* Objective:
Copy out lines with the word "Phong" from the material that follows.
** Begin Entries shown **
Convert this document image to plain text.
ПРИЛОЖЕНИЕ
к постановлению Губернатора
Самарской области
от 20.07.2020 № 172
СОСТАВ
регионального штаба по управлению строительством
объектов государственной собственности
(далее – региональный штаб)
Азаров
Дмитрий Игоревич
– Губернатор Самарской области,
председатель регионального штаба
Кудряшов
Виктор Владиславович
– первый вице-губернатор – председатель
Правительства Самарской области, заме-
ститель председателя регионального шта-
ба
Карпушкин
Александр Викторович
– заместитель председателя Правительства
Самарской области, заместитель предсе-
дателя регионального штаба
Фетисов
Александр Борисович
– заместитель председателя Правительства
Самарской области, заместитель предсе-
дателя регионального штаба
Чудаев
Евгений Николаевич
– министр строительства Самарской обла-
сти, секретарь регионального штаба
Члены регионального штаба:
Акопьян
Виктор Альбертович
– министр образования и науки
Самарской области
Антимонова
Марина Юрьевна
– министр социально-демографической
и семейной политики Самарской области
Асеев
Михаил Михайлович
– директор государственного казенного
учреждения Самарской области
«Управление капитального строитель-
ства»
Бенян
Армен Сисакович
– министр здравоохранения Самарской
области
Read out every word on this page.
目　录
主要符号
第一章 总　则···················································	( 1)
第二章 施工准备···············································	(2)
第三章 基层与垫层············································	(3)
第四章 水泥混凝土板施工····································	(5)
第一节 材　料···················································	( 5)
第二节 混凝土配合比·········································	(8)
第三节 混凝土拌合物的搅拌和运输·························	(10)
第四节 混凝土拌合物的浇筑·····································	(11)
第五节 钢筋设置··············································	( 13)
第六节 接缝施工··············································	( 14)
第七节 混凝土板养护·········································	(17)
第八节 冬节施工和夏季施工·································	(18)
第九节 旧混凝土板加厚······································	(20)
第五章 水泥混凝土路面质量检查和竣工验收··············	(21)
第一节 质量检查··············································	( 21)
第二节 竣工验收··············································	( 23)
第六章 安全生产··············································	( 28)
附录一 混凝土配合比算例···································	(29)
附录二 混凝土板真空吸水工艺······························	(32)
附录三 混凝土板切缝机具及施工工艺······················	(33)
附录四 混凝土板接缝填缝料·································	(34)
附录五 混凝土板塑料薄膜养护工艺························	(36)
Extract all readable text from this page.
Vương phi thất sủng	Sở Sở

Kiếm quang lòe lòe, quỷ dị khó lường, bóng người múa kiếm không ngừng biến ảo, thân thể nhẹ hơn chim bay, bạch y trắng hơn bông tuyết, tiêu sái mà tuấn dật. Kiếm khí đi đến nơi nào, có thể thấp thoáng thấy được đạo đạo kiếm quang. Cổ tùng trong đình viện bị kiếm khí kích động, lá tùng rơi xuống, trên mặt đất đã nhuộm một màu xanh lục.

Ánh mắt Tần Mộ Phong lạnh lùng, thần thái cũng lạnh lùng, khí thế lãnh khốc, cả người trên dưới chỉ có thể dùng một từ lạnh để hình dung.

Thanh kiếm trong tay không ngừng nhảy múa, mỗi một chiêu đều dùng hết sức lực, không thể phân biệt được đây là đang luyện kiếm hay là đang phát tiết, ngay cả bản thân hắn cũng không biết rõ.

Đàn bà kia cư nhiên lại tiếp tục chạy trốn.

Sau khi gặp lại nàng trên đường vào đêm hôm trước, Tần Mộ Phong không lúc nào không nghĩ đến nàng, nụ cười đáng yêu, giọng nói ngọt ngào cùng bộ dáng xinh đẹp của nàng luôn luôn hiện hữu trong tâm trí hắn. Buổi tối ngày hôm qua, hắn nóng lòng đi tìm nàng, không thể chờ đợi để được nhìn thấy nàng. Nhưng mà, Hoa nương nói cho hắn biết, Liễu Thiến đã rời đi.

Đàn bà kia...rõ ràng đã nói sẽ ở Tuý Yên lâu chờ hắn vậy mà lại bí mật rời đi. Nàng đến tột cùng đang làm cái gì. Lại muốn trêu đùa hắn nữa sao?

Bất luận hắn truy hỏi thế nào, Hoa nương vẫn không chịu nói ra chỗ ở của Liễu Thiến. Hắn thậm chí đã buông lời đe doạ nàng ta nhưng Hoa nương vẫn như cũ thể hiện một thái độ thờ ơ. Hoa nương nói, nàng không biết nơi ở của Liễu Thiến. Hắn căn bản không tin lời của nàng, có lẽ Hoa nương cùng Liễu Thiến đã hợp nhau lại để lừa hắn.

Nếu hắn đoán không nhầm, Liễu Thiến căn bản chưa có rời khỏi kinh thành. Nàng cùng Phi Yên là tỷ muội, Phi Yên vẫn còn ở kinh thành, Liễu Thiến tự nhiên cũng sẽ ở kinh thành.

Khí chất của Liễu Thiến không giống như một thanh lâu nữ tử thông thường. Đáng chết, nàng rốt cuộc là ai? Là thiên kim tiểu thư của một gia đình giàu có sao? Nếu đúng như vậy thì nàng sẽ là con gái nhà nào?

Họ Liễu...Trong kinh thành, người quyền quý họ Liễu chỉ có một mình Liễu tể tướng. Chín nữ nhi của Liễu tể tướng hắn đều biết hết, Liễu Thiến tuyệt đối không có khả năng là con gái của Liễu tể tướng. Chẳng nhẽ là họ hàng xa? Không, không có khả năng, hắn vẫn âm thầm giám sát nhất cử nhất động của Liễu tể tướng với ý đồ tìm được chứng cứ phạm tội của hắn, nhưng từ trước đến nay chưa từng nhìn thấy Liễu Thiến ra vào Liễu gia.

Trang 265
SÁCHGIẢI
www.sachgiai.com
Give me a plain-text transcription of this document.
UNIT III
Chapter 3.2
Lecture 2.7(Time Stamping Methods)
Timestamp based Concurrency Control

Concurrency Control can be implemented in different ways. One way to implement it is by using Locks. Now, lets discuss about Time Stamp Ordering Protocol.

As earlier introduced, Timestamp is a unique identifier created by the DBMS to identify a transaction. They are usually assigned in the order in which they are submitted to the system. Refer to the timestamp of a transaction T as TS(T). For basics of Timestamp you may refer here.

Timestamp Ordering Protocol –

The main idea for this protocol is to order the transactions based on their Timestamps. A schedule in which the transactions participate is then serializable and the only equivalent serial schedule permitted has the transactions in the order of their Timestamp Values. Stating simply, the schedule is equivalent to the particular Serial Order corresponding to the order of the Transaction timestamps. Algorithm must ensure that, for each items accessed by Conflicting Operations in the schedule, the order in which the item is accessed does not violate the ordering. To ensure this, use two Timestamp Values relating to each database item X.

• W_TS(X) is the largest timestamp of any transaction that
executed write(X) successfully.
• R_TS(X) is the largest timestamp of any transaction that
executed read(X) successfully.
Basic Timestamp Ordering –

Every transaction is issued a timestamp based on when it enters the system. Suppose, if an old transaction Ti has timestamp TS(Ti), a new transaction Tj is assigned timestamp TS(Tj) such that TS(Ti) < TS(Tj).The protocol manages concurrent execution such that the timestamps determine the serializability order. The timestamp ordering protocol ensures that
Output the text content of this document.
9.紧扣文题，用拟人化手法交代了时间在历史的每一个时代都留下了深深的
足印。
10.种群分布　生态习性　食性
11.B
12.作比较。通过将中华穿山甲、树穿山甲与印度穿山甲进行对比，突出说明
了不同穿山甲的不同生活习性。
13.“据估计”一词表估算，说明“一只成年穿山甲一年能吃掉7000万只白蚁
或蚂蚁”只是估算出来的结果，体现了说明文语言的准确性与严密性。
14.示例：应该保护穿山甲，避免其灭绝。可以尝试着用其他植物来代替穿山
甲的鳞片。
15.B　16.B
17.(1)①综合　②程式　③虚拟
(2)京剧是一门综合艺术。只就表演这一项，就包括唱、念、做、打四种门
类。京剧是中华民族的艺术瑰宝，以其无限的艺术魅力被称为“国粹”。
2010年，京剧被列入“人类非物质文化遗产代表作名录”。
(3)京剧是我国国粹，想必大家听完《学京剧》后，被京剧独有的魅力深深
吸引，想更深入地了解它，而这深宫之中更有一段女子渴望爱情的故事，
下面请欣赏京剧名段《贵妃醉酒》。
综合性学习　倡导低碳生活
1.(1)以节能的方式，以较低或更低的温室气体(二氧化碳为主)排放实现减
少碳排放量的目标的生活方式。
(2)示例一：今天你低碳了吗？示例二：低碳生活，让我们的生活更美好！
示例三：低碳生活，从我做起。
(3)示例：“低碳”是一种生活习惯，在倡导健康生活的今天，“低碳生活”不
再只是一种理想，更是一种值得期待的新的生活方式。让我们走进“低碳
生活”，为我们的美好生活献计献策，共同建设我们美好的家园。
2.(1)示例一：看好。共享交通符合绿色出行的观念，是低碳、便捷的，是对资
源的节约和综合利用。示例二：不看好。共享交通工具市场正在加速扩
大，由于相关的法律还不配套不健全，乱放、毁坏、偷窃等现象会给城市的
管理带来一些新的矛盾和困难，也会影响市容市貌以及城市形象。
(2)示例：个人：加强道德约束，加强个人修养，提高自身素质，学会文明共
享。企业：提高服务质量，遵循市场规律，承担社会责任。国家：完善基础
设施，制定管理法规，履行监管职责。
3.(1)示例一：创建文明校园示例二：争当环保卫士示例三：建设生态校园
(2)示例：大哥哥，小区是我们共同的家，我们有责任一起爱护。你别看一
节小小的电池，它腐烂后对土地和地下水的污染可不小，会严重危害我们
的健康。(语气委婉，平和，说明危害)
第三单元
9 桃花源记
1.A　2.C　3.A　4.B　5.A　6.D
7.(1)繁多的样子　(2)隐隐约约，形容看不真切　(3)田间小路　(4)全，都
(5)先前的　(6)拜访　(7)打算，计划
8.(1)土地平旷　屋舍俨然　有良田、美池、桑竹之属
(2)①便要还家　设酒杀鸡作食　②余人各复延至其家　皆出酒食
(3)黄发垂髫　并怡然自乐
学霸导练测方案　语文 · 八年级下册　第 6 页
** End Entries shown **
* Exercise solution:
Ánh mắt Tần Mộ Phong lạnh lùng, thần thái cũng lạnh lùng, khí thế lãnh khốc, cả người trên dưới chỉ có thể dùng một từ lạnh để hình dung.
Sau khi gặp lại nàng trên đường vào đêm hôm trước, Tần Mộ Phong không lúc nào không nghĩ đến nàng, nụ cười đáng yêu, giọng nói ngọt ngào cùng bộ dáng xinh đẹp của nàng luôn luôn hiện hữu trong tâm trí hắn. Buổi tối ngày hôm qua, hắn nóng lòng đi tìm nàng, không thể chờ đợi để được nhìn thấy nàng. Nhưng mà, Hoa nương nói cho hắn biết, Liễu Thiến đã rời đi.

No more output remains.